- Task directions -
Give a verbatim quotation of every record.

[Figure dataset records]
— BEGIN —

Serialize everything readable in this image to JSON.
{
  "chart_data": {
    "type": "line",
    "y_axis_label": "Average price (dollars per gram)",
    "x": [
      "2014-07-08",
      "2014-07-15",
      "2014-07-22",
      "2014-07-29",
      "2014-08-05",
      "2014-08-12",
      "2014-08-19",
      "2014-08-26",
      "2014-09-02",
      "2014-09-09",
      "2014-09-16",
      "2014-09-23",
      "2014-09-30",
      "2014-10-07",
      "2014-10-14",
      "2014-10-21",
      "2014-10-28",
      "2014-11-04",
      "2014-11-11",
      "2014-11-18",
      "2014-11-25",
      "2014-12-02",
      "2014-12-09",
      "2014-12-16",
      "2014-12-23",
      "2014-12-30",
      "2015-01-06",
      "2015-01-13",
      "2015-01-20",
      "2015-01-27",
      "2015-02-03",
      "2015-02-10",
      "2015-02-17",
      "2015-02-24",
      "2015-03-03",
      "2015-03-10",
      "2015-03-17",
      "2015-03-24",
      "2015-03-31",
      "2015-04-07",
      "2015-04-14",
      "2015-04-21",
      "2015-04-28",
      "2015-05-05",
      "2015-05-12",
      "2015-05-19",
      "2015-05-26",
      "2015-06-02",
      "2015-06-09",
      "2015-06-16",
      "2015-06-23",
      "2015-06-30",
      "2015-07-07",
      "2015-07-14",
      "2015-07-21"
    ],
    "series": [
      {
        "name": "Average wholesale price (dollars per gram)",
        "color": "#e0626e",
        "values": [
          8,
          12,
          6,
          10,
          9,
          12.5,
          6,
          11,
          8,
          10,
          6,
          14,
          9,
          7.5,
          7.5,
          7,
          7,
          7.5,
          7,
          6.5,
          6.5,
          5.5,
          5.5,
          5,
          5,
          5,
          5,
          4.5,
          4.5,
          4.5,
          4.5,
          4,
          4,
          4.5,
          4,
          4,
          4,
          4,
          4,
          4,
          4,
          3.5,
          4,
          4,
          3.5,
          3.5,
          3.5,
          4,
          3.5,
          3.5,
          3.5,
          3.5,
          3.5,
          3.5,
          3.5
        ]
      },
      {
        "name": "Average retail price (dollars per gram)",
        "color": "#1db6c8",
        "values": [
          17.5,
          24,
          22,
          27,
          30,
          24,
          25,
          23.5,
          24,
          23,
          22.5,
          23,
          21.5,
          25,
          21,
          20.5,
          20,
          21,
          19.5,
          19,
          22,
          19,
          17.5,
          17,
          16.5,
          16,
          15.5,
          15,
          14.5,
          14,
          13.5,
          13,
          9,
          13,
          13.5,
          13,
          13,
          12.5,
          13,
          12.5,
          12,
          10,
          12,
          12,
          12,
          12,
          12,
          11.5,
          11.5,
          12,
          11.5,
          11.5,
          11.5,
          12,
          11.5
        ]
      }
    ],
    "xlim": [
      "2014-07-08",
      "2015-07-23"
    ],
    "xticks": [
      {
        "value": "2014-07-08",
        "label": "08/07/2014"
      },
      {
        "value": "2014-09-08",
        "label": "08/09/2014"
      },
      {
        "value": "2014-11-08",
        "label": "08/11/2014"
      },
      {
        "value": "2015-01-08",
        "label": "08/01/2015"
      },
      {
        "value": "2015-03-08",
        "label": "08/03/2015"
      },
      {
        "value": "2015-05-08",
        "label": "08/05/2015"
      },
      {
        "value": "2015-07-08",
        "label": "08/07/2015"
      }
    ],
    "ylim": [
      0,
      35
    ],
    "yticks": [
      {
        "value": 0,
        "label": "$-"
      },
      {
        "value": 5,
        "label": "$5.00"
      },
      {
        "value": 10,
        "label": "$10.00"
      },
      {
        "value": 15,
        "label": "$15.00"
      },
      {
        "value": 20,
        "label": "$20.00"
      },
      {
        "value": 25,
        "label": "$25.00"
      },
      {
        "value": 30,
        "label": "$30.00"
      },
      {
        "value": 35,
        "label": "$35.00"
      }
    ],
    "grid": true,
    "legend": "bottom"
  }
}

— END —

- Result of this task -
Serialize everything readable in this image to JSON.
{
  "chart_data": {
    "type": "line",
    "y_axis_label": "Average price (dollars per gram)",
    "x": [
      "2014-07-08",
      "2014-07-15",
      "2014-07-22",
      "2014-07-29",
      "2014-08-05",
      "2014-08-12",
      "2014-08-19",
      "2014-08-26",
      "2014-09-02",
      "2014-09-09",
      "2014-09-16",
      "2014-09-23",
      "2014-09-30",
      "2014-10-07",
      "2014-10-14",
      "2014-10-21",
      "2014-10-28",
      "2014-11-04",
      "2014-11-11",
      "2014-11-18",
      "2014-11-25",
      "2014-12-02",
      "2014-12-09",
      "2014-12-16",
      "2014-12-23",
      "2014-12-30",
      "2015-01-06",
      "2015-01-13",
      "2015-01-20",
      "2015-01-27",
      "2015-02-03",
      "2015-02-10",
      "2015-02-17",
      "2015-02-24",
      "2015-03-03",
      "2015-03-10",
      "2015-03-17",
      "2015-03-24",
      "2015-03-31",
      "2015-04-07",
      "2015-04-14",
      "2015-04-21",
      "2015-04-28",
      "2015-05-05",
      "2015-05-12",
      "2015-05-19",
      "2015-05-26",
      "2015-06-02",
      "2015-06-09",
      "2015-06-16",
      "2015-06-23",
      "2015-06-30",
      "2015-07-07",
      "2015-07-14",
      "2015-07-21"
    ],
    "series": [
      {
        "name": "Average wholesale price (dollars per gram)",
        "color": "#e0626e",
        "values": [
          8,
          12,
          6,
          10,
          9,
          12.5,
          6,
          11,
          8,
          10,
          6,
          14,
          9,
          7.5,
          7.5,
          7,
          7,
          7.5,
          7,
          6.5,
          6.5,
          5.5,
          5.5,
          5,
          5,
          5,
          5,
          4.5,
          4.5,
          4.5,
          4.5,
          4,
          4,
          4.5,
          4,
          4,
          4,
          4,
          4,
          4,
          4,
          3.5,
          4,
          4,
          3.5,
          3.5,
          3.5,
          4,
          3.5,
          3.5,
          3.5,
          3.5,
          3.5,
          3.5,
          3.5
        ]
      },
      {
        "name": "Average retail price (dollars per gram)",
        "color": "#1db6c8",
        "values": [
          17.5,
          24,
          22,
          27,
          30,
          24,
          25,
          23.5,
          24,
          23,
          22.5,
          23,
          21.5,
          25,
          21,
          20.5,
          20,
          21,
          19.5,
          19,
          22,
          19,
          17.5,
          17,
          16.5,
          16,
          15.5,
          15,
          14.5,
          14,
          13.5,
          13,
          9,
          13,
          13.5,
          13,
          13,
          12.5,
          13,
          12.5,
          12,
          10,
          12,
          12,
          12,
          12,
          12,
          11.5,
          11.5,
          12,
          11.5,
          11.5,
          11.5,
          12,
          11.5
        ]
      }
    ],
    "xlim": [
      "2014-07-08",
      "2015-07-23"
    ],
    "xticks": [
      {
        "value": "2014-07-08",
        "label": "08/07/2014"
      },
      {
        "value": "2014-09-08",
        "label": "08/09/2014"
      },
      {
        "value": "2014-11-08",
        "label": "08/11/2014"
      },
      {
        "value": "2015-01-08",
        "label": "08/01/2015"
      },
      {
        "value": "2015-03-08",
        "label": "08/03/2015"
      },
      {
        "value": "2015-05-08",
        "label": "08/05/2015"
      },
      {
        "value": "2015-07-08",
        "label": "08/07/2015"
      }
    ],
    "ylim": [
      0,
      35
    ],
    "yticks": [
      {
        "value": 0,
        "label": "$-"
      },
      {
        "value": 5,
        "label": "$5.00"
      },
      {
        "value": 10,
        "label": "$10.00"
      },
      {
        "value": 15,
        "label": "$15.00"
      },
      {
        "value": 20,
        "label": "$20.00"
      },
      {
        "value": 25,
        "label": "$25.00"
      },
      {
        "value": 30,
        "label": "$30.00"
      },
      {
        "value": 35,
        "label": "$35.00"
      }
    ],
    "grid": true,
    "legend": "bottom"
  }
}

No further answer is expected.